* [Description of the task] Examine each line of the data. Copy the line if it includes the word "title".

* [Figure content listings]
|---|

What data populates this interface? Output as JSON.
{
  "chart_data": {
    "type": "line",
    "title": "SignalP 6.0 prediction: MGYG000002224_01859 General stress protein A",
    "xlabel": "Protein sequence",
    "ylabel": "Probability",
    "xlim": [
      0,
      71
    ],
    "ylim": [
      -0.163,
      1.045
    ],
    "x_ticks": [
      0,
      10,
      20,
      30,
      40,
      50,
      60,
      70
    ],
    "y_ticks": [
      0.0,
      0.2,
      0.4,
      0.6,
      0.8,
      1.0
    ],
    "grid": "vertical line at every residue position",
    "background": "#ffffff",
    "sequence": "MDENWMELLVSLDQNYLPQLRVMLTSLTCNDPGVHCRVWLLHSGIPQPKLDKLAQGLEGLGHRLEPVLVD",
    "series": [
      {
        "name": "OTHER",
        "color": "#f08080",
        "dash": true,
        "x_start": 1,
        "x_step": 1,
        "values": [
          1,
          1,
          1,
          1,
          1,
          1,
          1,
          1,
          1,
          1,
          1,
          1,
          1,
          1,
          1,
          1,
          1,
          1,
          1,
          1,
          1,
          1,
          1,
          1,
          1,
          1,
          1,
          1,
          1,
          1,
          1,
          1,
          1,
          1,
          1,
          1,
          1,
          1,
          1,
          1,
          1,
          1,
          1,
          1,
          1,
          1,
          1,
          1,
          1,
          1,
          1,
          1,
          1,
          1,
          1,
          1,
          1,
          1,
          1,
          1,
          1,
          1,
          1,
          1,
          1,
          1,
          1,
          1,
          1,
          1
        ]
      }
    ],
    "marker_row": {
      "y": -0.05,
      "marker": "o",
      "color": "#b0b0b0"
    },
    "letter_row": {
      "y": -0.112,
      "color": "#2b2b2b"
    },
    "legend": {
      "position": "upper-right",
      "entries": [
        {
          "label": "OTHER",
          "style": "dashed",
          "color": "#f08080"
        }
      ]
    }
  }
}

|---|

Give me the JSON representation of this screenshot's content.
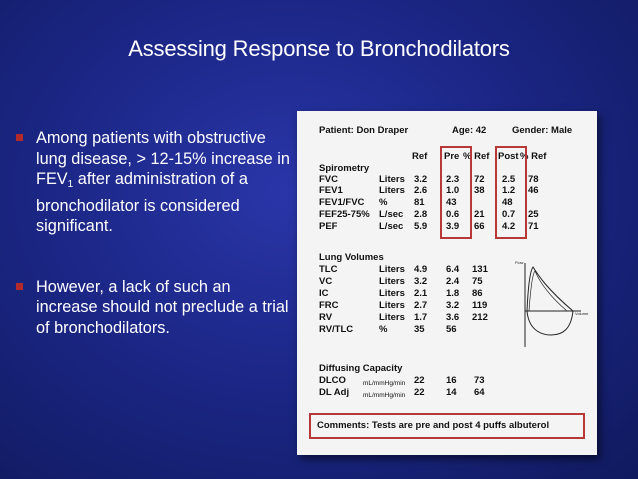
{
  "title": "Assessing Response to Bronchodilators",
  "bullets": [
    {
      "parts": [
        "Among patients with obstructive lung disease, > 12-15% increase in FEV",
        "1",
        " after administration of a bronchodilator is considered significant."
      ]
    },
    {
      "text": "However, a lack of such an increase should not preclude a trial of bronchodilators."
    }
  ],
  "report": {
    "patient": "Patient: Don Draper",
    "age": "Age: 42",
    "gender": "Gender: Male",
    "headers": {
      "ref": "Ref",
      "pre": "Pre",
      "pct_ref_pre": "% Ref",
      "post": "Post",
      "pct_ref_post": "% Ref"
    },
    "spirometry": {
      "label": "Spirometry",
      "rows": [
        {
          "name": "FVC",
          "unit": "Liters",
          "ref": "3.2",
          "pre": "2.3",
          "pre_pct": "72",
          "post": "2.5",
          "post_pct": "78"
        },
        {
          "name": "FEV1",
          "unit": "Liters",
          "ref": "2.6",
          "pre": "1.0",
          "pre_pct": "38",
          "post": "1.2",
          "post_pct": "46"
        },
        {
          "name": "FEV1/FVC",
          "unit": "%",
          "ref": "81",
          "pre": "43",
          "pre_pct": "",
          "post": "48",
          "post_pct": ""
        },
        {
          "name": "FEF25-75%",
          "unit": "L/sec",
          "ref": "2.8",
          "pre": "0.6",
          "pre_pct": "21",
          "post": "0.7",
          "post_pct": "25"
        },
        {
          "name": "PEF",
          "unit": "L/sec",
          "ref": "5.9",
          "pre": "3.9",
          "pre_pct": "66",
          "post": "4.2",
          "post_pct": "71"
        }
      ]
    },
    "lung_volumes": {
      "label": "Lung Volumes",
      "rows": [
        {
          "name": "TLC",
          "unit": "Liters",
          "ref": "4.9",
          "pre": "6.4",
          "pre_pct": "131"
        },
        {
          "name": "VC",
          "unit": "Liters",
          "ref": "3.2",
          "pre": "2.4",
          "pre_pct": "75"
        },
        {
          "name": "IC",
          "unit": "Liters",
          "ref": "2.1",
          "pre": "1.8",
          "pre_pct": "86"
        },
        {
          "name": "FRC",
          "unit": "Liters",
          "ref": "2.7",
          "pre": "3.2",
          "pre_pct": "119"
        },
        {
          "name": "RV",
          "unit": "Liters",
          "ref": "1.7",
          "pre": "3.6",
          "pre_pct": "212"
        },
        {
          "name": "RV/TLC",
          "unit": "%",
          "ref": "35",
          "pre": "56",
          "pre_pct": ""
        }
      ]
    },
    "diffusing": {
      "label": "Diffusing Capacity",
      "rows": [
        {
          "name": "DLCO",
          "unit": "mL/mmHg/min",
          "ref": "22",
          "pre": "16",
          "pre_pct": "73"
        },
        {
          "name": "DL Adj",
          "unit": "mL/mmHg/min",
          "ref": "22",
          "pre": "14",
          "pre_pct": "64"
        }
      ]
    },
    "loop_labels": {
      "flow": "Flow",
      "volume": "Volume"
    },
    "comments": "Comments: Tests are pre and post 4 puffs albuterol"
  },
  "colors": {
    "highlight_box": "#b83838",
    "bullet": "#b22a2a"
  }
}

|---|

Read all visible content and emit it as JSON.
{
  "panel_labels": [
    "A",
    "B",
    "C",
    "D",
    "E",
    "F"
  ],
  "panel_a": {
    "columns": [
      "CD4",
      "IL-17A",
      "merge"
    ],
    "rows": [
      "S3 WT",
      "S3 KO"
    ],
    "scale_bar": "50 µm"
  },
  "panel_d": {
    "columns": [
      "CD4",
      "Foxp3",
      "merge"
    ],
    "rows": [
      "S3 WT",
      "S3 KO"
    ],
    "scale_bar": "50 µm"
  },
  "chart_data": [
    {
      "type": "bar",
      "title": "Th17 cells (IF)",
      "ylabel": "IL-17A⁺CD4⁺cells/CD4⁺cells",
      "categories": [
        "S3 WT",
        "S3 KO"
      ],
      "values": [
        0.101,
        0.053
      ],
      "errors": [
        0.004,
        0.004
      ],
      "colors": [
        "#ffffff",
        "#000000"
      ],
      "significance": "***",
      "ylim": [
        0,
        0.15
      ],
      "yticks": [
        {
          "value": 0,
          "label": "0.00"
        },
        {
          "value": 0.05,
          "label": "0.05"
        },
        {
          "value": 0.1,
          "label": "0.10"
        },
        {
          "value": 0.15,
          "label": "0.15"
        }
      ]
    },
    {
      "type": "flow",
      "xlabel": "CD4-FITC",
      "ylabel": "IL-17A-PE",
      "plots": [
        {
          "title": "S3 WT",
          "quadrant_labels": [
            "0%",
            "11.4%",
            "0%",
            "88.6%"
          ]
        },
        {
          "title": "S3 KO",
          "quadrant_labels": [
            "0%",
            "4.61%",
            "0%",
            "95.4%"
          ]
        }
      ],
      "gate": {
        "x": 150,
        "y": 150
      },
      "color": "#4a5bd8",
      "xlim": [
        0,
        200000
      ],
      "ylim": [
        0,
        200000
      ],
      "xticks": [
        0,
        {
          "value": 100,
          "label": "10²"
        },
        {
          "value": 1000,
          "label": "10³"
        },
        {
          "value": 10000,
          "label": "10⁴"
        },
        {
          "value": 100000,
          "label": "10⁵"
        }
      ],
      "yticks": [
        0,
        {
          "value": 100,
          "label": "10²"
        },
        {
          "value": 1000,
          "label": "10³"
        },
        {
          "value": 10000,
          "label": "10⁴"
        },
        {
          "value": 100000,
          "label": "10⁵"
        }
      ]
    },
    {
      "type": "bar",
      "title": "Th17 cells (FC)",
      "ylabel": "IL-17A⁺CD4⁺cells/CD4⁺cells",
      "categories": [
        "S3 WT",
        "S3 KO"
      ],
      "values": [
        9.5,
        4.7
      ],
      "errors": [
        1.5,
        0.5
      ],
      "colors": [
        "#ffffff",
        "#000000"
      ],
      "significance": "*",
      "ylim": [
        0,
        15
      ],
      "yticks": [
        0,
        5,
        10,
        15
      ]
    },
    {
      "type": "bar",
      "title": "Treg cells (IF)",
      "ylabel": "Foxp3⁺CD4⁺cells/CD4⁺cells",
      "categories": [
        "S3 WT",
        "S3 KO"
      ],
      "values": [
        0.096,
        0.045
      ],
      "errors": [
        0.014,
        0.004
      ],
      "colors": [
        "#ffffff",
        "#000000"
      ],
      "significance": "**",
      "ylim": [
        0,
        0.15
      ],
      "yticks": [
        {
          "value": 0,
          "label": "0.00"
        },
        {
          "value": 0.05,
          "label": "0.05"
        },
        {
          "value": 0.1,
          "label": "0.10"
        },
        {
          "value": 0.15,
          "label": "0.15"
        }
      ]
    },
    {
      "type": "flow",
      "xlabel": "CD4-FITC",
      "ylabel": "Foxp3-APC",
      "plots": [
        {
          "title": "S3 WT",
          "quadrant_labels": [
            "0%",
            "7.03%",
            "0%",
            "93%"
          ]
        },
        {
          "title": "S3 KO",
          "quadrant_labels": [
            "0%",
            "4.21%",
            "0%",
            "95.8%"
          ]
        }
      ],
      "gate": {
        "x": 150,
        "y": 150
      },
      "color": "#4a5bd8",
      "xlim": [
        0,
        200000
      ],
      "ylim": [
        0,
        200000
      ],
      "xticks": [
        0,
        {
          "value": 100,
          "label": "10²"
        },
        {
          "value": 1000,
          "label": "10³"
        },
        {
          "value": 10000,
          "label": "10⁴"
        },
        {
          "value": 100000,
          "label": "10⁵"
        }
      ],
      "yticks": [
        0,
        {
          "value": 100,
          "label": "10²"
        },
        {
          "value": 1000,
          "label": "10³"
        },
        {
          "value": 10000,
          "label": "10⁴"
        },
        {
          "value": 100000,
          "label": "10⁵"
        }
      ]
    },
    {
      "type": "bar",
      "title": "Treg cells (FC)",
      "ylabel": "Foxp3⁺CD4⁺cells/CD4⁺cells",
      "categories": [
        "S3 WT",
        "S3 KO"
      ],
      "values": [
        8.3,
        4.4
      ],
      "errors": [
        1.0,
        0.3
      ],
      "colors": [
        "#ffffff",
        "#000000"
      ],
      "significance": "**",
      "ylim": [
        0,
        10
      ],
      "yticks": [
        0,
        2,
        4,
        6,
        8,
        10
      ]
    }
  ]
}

|---|

* [Answer to this problem]
    "title": "SignalP 6.0 prediction: MGYG000002224_01859 General stress protein A",
  "title": "Assessing Response to Bronchodilators",
      "title": "Th17 cells (IF)",
          "title": "S3 WT",
          "title": "S3 KO",
      "title": "Th17 cells (FC)",
      "title": "Treg cells (IF)",
          "title": "S3 WT",
          "title": "S3 KO",
      "title": "Treg cells (FC)",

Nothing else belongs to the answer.